= Records for the exercise =
■ ■ ■ ■

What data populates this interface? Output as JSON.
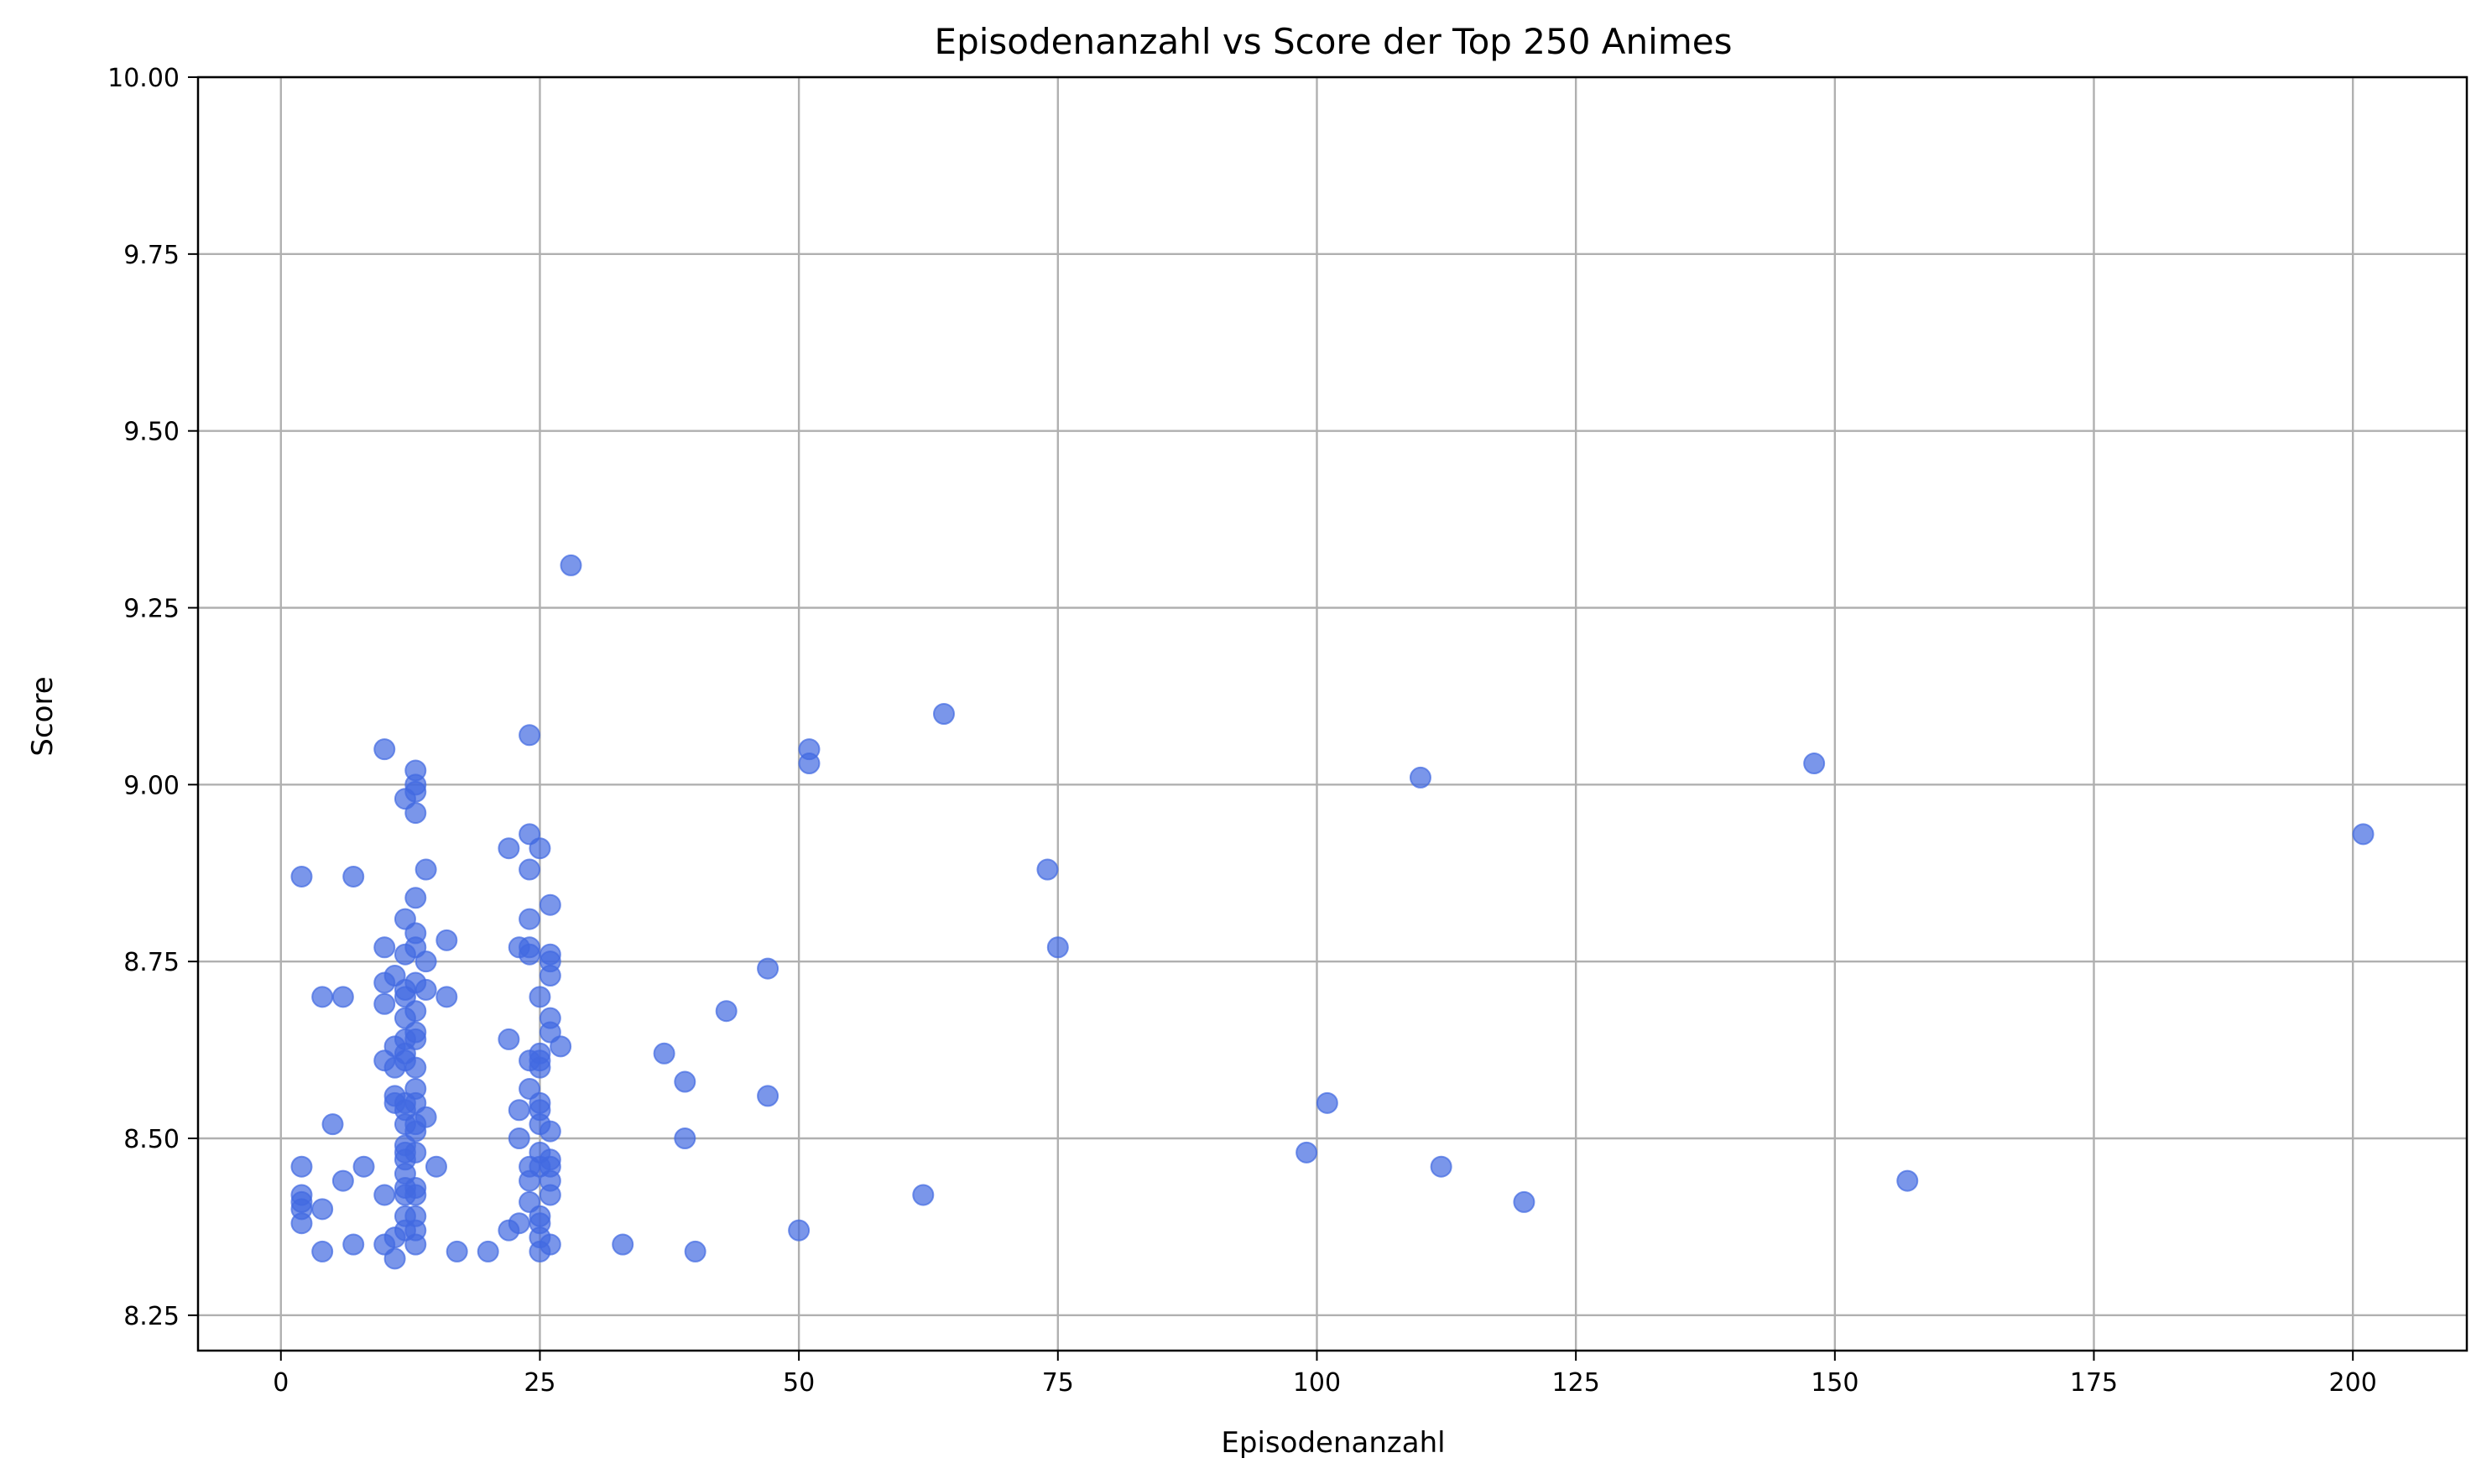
{
  "chart_data": {
    "type": "scatter",
    "title": "Episodenanzahl vs Score der Top 250 Animes",
    "xlabel": "Episodenanzahl",
    "ylabel": "Score",
    "xlim": [
      -8,
      211
    ],
    "ylim": [
      8.2,
      10.0
    ],
    "x_ticks": [
      0,
      25,
      50,
      75,
      100,
      125,
      150,
      175,
      200
    ],
    "x_tick_labels": [
      "0",
      "25",
      "50",
      "75",
      "100",
      "125",
      "150",
      "175",
      "200"
    ],
    "y_ticks": [
      8.25,
      8.5,
      8.75,
      9.0,
      9.25,
      9.5,
      9.75,
      10.0
    ],
    "y_tick_labels": [
      "8.25",
      "8.50",
      "8.75",
      "9.00",
      "9.25",
      "9.50",
      "9.75",
      "10.00"
    ],
    "grid": true,
    "marker_color": "#4169e1",
    "marker_opacity": 0.7,
    "series": [
      {
        "points": [
          [
            28,
            9.31
          ],
          [
            64,
            9.1
          ],
          [
            24,
            9.07
          ],
          [
            10,
            9.05
          ],
          [
            51,
            9.05
          ],
          [
            51,
            9.03
          ],
          [
            148,
            9.03
          ],
          [
            13,
            9.02
          ],
          [
            110,
            9.01
          ],
          [
            13,
            9.0
          ],
          [
            13,
            8.99
          ],
          [
            12,
            8.98
          ],
          [
            13,
            8.96
          ],
          [
            24,
            8.93
          ],
          [
            201,
            8.93
          ],
          [
            22,
            8.91
          ],
          [
            25,
            8.91
          ],
          [
            2,
            8.87
          ],
          [
            7,
            8.87
          ],
          [
            14,
            8.88
          ],
          [
            24,
            8.88
          ],
          [
            74,
            8.88
          ],
          [
            13,
            8.84
          ],
          [
            26,
            8.83
          ],
          [
            12,
            8.81
          ],
          [
            24,
            8.81
          ],
          [
            13,
            8.79
          ],
          [
            16,
            8.78
          ],
          [
            10,
            8.77
          ],
          [
            13,
            8.77
          ],
          [
            23,
            8.77
          ],
          [
            24,
            8.77
          ],
          [
            75,
            8.77
          ],
          [
            12,
            8.76
          ],
          [
            24,
            8.76
          ],
          [
            26,
            8.76
          ],
          [
            14,
            8.75
          ],
          [
            26,
            8.75
          ],
          [
            47,
            8.74
          ],
          [
            11,
            8.73
          ],
          [
            26,
            8.73
          ],
          [
            10,
            8.72
          ],
          [
            13,
            8.72
          ],
          [
            12,
            8.71
          ],
          [
            14,
            8.71
          ],
          [
            4,
            8.7
          ],
          [
            6,
            8.7
          ],
          [
            12,
            8.7
          ],
          [
            16,
            8.7
          ],
          [
            25,
            8.7
          ],
          [
            10,
            8.69
          ],
          [
            13,
            8.68
          ],
          [
            43,
            8.68
          ],
          [
            12,
            8.67
          ],
          [
            26,
            8.67
          ],
          [
            13,
            8.65
          ],
          [
            26,
            8.65
          ],
          [
            12,
            8.64
          ],
          [
            22,
            8.64
          ],
          [
            13,
            8.64
          ],
          [
            11,
            8.63
          ],
          [
            27,
            8.63
          ],
          [
            12,
            8.62
          ],
          [
            25,
            8.62
          ],
          [
            37,
            8.62
          ],
          [
            10,
            8.61
          ],
          [
            12,
            8.61
          ],
          [
            24,
            8.61
          ],
          [
            25,
            8.61
          ],
          [
            11,
            8.6
          ],
          [
            13,
            8.6
          ],
          [
            25,
            8.6
          ],
          [
            39,
            8.58
          ],
          [
            13,
            8.57
          ],
          [
            24,
            8.57
          ],
          [
            11,
            8.56
          ],
          [
            47,
            8.56
          ],
          [
            11,
            8.55
          ],
          [
            12,
            8.55
          ],
          [
            13,
            8.55
          ],
          [
            25,
            8.55
          ],
          [
            101,
            8.55
          ],
          [
            12,
            8.54
          ],
          [
            23,
            8.54
          ],
          [
            25,
            8.54
          ],
          [
            14,
            8.53
          ],
          [
            5,
            8.52
          ],
          [
            12,
            8.52
          ],
          [
            13,
            8.52
          ],
          [
            25,
            8.52
          ],
          [
            13,
            8.51
          ],
          [
            26,
            8.51
          ],
          [
            23,
            8.5
          ],
          [
            39,
            8.5
          ],
          [
            12,
            8.49
          ],
          [
            12,
            8.48
          ],
          [
            13,
            8.48
          ],
          [
            25,
            8.48
          ],
          [
            99,
            8.48
          ],
          [
            12,
            8.47
          ],
          [
            26,
            8.47
          ],
          [
            8,
            8.46
          ],
          [
            2,
            8.46
          ],
          [
            15,
            8.46
          ],
          [
            24,
            8.46
          ],
          [
            25,
            8.46
          ],
          [
            26,
            8.46
          ],
          [
            112,
            8.46
          ],
          [
            12,
            8.45
          ],
          [
            6,
            8.44
          ],
          [
            24,
            8.44
          ],
          [
            26,
            8.44
          ],
          [
            157,
            8.44
          ],
          [
            12,
            8.43
          ],
          [
            13,
            8.43
          ],
          [
            2,
            8.42
          ],
          [
            10,
            8.42
          ],
          [
            12,
            8.42
          ],
          [
            13,
            8.42
          ],
          [
            26,
            8.42
          ],
          [
            62,
            8.42
          ],
          [
            2,
            8.41
          ],
          [
            24,
            8.41
          ],
          [
            120,
            8.41
          ],
          [
            2,
            8.4
          ],
          [
            4,
            8.4
          ],
          [
            12,
            8.39
          ],
          [
            13,
            8.39
          ],
          [
            25,
            8.39
          ],
          [
            2,
            8.38
          ],
          [
            23,
            8.38
          ],
          [
            25,
            8.38
          ],
          [
            12,
            8.37
          ],
          [
            13,
            8.37
          ],
          [
            22,
            8.37
          ],
          [
            50,
            8.37
          ],
          [
            11,
            8.36
          ],
          [
            25,
            8.36
          ],
          [
            7,
            8.35
          ],
          [
            10,
            8.35
          ],
          [
            13,
            8.35
          ],
          [
            26,
            8.35
          ],
          [
            33,
            8.35
          ],
          [
            4,
            8.34
          ],
          [
            17,
            8.34
          ],
          [
            20,
            8.34
          ],
          [
            25,
            8.34
          ],
          [
            40,
            8.34
          ],
          [
            11,
            8.33
          ]
        ]
      }
    ]
  }
}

■ ■ ■ ■

= What the task asks =
Copy every line from the records above that contains the word "Score".

= Reply to the exercise =
    "title": "Episodenanzahl vs Score der Top 250 Animes",
    "ylabel": "Score",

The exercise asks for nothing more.